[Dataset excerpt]
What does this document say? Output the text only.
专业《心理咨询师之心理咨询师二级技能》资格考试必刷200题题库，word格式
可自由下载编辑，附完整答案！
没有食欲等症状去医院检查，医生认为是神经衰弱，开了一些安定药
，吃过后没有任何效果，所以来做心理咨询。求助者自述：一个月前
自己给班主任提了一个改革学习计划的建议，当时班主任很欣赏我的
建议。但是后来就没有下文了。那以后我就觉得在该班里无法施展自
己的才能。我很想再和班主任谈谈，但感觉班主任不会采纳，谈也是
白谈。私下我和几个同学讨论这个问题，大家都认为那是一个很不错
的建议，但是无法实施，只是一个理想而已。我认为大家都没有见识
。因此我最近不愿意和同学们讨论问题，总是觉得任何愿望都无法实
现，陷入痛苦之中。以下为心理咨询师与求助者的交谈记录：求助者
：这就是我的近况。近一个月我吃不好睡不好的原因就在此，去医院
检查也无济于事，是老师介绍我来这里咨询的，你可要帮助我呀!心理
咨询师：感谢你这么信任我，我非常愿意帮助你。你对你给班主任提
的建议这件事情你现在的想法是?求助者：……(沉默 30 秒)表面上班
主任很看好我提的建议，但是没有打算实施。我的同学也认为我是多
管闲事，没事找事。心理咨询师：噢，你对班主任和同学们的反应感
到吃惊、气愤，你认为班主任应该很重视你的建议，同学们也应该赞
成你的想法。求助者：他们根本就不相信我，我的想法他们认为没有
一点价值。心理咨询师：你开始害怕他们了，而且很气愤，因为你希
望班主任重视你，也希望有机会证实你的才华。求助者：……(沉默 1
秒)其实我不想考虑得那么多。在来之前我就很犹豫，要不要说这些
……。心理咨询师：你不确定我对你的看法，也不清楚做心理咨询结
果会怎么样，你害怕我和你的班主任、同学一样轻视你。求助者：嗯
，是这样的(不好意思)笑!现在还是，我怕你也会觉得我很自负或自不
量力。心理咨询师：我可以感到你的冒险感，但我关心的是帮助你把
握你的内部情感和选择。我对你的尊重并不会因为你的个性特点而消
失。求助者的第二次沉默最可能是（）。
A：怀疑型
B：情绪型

Given problem:
Each record above should be returned exactly as it appears.

Task output:
What does this document say? Output the text only.
专业《心理咨询师之心理咨询师二级技能》资格考试必刷200题题库，word格式
可自由下载编辑，附完整答案！
没有食欲等症状去医院检查，医生认为是神经衰弱，开了一些安定药
，吃过后没有任何效果，所以来做心理咨询。求助者自述：一个月前
自己给班主任提了一个改革学习计划的建议，当时班主任很欣赏我的
建议。但是后来就没有下文了。那以后我就觉得在该班里无法施展自
己的才能。我很想再和班主任谈谈，但感觉班主任不会采纳，谈也是
白谈。私下我和几个同学讨论这个问题，大家都认为那是一个很不错
的建议，但是无法实施，只是一个理想而已。我认为大家都没有见识
。因此我最近不愿意和同学们讨论问题，总是觉得任何愿望都无法实
现，陷入痛苦之中。以下为心理咨询师与求助者的交谈记录：求助者
：这就是我的近况。近一个月我吃不好睡不好的原因就在此，去医院
检查也无济于事，是老师介绍我来这里咨询的，你可要帮助我呀!心理
咨询师：感谢你这么信任我，我非常愿意帮助你。你对你给班主任提
的建议这件事情你现在的想法是?求助者：……(沉默 30 秒)表面上班
主任很看好我提的建议，但是没有打算实施。我的同学也认为我是多
管闲事，没事找事。心理咨询师：噢，你对班主任和同学们的反应感
到吃惊、气愤，你认为班主任应该很重视你的建议，同学们也应该赞
成你的想法。求助者：他们根本就不相信我，我的想法他们认为没有
一点价值。心理咨询师：你开始害怕他们了，而且很气愤，因为你希
望班主任重视你，也希望有机会证实你的才华。求助者：……(沉默 1
秒)其实我不想考虑得那么多。在来之前我就很犹豫，要不要说这些
……。心理咨询师：你不确定我对你的看法，也不清楚做心理咨询结
果会怎么样，你害怕我和你的班主任、同学一样轻视你。求助者：嗯
，是这样的(不好意思)笑!现在还是，我怕你也会觉得我很自负或自不
量力。心理咨询师：我可以感到你的冒险感，但我关心的是帮助你把
握你的内部情感和选择。我对你的尊重并不会因为你的个性特点而消
失。求助者的第二次沉默最可能是（）。
A：怀疑型
B：情绪型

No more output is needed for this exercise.